* Begin THE RECORDS *

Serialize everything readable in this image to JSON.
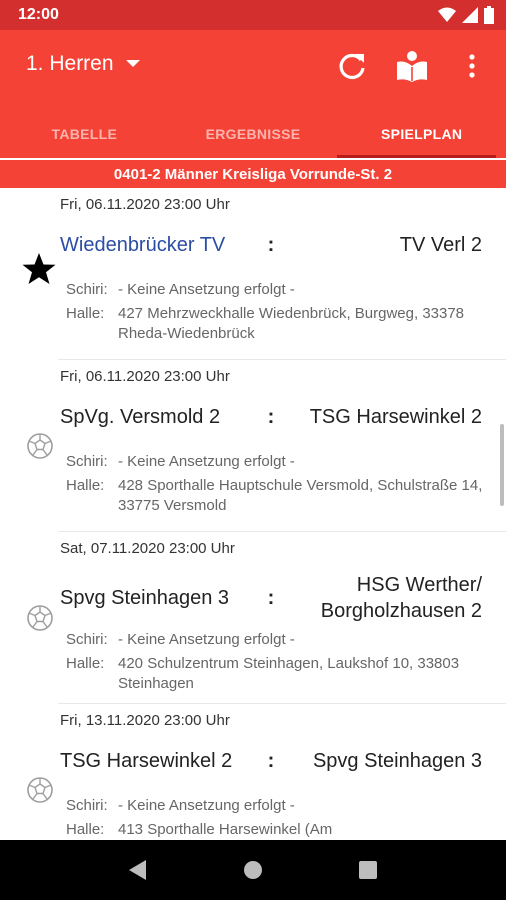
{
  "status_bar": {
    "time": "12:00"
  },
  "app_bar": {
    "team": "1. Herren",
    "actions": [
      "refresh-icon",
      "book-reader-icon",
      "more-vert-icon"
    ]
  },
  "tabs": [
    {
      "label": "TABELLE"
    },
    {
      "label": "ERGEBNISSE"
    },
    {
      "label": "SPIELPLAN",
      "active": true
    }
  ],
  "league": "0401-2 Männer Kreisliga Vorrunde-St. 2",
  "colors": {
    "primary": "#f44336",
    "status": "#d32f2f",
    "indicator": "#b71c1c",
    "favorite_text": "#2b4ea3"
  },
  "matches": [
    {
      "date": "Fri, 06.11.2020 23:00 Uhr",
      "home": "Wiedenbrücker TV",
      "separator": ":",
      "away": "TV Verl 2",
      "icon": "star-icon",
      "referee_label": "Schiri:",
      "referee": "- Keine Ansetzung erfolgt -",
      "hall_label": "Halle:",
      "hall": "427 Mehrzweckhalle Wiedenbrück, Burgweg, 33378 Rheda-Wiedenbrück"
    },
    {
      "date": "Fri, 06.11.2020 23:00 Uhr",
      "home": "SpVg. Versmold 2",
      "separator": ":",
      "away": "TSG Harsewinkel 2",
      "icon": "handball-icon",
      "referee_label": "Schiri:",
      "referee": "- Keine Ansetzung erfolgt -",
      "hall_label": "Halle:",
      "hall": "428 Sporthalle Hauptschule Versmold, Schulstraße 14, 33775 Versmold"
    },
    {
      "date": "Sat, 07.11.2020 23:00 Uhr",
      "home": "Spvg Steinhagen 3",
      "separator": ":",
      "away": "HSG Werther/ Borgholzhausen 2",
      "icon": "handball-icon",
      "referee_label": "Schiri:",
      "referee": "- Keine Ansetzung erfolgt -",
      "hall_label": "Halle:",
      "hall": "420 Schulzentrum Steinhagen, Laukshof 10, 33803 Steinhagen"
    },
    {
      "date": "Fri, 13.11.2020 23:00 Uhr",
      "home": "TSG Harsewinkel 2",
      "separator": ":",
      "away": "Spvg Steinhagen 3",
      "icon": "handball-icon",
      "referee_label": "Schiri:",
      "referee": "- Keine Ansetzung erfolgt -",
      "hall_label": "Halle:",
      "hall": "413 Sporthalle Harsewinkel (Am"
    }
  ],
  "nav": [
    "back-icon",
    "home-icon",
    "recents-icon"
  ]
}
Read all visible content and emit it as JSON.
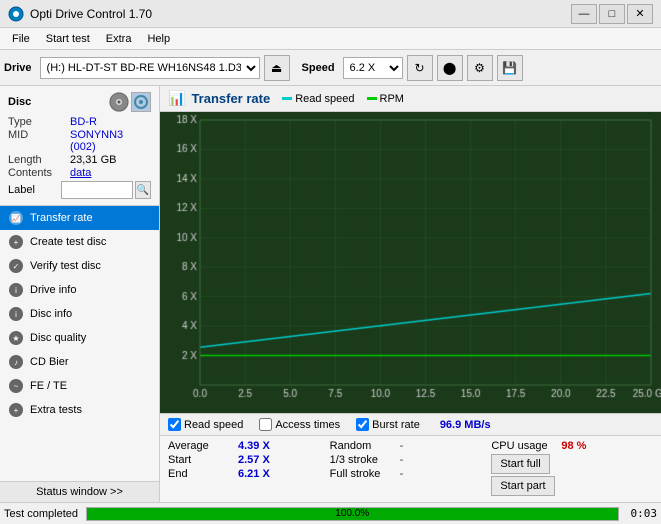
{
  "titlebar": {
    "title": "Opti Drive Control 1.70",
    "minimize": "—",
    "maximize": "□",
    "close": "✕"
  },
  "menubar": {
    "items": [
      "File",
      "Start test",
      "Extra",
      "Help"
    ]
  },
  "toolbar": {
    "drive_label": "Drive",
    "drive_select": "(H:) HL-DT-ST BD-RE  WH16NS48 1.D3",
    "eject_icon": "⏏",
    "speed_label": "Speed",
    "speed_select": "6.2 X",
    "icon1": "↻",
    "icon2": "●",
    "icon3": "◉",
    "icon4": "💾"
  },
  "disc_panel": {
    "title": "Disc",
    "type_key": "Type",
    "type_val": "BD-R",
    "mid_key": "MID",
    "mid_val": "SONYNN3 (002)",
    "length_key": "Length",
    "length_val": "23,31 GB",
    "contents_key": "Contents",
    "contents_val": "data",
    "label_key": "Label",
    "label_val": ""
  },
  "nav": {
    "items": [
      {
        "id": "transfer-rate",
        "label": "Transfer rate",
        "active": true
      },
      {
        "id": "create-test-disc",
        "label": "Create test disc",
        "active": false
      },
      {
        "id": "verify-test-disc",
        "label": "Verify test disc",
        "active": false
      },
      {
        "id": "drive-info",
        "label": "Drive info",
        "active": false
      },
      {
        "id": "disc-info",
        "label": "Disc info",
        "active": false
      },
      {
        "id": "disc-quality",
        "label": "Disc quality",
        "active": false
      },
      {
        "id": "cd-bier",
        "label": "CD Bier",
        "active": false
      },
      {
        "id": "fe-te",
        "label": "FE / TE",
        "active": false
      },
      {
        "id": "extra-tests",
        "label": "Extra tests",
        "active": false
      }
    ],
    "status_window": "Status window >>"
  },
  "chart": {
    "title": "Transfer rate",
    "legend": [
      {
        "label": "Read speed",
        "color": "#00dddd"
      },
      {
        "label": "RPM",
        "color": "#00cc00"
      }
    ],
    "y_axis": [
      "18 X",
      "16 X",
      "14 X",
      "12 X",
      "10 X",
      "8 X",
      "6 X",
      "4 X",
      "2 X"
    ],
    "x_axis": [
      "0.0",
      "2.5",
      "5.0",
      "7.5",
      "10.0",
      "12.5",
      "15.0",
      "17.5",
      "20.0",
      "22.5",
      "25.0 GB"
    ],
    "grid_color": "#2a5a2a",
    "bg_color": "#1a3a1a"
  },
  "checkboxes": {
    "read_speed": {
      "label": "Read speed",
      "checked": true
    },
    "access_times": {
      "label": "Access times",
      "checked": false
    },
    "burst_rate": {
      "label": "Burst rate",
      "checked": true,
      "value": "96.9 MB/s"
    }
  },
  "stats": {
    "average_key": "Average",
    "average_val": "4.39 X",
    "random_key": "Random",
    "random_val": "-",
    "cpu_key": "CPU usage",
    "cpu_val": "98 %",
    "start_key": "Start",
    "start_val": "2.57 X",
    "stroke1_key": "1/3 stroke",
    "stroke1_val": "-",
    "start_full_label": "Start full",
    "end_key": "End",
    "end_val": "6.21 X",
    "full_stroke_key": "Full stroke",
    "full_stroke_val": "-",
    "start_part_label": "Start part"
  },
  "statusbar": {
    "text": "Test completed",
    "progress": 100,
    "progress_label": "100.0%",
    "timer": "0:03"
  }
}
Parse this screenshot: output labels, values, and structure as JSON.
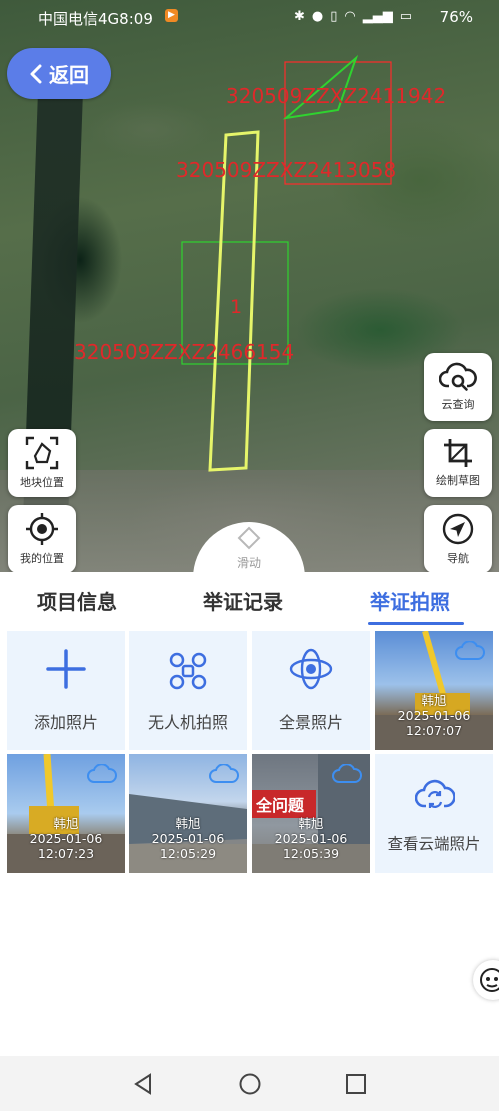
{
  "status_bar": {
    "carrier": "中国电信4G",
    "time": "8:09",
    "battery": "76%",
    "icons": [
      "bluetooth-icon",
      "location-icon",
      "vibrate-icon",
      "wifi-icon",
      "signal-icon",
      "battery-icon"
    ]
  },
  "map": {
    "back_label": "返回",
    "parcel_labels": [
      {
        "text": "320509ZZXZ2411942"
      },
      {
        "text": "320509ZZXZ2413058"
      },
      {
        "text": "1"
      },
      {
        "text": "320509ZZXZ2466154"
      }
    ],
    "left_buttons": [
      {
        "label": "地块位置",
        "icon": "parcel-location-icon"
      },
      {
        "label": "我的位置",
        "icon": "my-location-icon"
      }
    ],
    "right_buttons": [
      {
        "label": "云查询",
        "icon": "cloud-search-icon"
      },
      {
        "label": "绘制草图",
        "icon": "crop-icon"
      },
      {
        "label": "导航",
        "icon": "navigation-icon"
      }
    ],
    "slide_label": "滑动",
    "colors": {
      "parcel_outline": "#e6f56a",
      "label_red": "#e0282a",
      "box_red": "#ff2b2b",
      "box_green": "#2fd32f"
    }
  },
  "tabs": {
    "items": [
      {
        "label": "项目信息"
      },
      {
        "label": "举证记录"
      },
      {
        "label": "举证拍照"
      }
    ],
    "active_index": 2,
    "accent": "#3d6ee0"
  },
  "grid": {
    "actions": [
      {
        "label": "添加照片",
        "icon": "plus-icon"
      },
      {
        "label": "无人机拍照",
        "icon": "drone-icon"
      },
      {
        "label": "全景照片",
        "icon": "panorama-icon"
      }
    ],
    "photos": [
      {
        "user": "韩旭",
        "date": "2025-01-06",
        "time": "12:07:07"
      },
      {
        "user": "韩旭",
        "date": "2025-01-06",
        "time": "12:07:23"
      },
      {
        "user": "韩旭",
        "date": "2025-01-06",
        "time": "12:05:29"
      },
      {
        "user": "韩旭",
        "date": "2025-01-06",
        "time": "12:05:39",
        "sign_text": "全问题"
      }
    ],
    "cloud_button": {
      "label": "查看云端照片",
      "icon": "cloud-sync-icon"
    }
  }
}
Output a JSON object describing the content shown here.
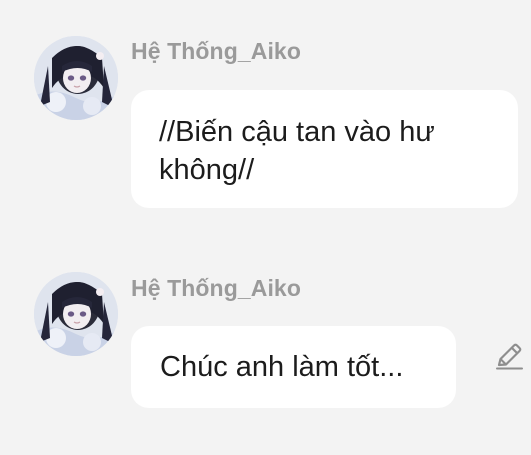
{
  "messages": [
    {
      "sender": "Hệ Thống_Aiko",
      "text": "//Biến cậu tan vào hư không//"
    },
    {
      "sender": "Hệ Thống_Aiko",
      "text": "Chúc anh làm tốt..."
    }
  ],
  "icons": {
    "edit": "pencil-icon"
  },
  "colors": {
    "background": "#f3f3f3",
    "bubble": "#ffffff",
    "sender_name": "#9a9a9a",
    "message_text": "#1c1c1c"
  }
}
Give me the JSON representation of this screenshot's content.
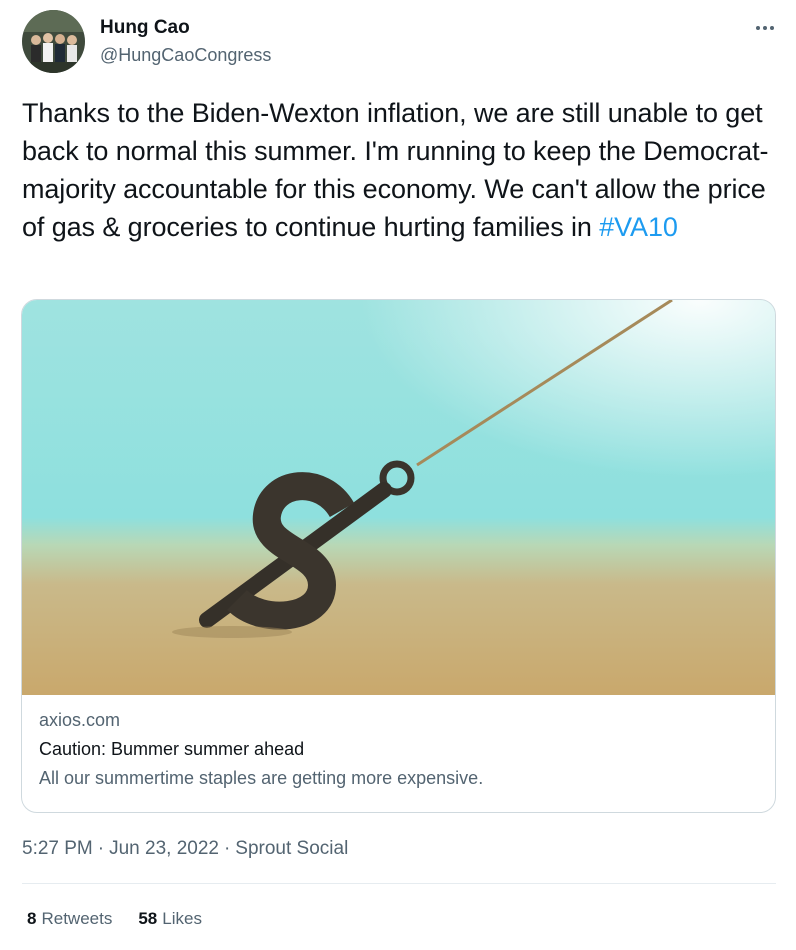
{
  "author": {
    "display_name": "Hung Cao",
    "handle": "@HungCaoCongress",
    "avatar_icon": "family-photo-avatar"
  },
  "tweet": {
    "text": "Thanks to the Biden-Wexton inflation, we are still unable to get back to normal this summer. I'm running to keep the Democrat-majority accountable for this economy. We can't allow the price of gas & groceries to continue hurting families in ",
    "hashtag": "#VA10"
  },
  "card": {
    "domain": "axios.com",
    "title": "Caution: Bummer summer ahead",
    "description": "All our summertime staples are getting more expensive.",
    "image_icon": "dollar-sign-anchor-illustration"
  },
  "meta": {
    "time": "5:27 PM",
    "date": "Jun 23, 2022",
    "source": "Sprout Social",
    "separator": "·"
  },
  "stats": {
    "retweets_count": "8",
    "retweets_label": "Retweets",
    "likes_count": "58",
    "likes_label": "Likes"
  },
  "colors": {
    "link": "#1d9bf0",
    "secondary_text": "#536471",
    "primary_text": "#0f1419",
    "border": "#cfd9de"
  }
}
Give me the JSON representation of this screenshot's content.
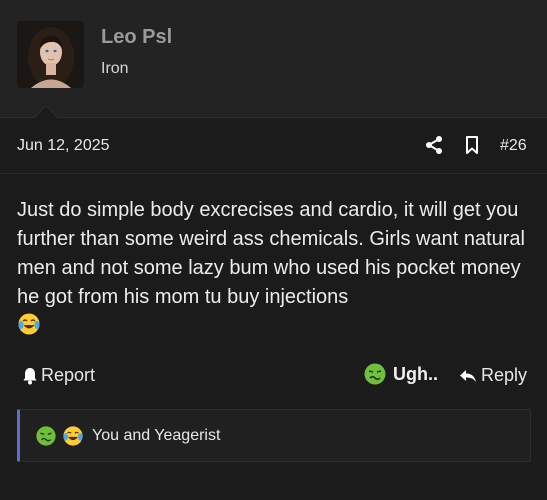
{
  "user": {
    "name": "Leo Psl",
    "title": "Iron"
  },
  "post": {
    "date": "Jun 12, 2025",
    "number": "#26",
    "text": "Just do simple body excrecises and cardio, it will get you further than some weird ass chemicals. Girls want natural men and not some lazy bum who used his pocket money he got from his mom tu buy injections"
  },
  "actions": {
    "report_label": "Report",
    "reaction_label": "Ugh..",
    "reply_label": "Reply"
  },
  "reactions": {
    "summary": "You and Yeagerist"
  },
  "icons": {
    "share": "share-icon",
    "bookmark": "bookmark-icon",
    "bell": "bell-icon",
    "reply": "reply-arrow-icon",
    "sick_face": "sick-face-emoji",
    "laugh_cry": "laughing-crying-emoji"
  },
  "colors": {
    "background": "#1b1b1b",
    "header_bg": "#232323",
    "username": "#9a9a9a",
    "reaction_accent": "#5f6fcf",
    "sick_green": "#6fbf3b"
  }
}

* End THE RECORDS *

REQUIRED TASK – Every line that holds the word "background" should be extracted.

RESULT FOR THIS EXERCISE –
    "background": "#f3f3f3",
    "background": "#1b1b1b",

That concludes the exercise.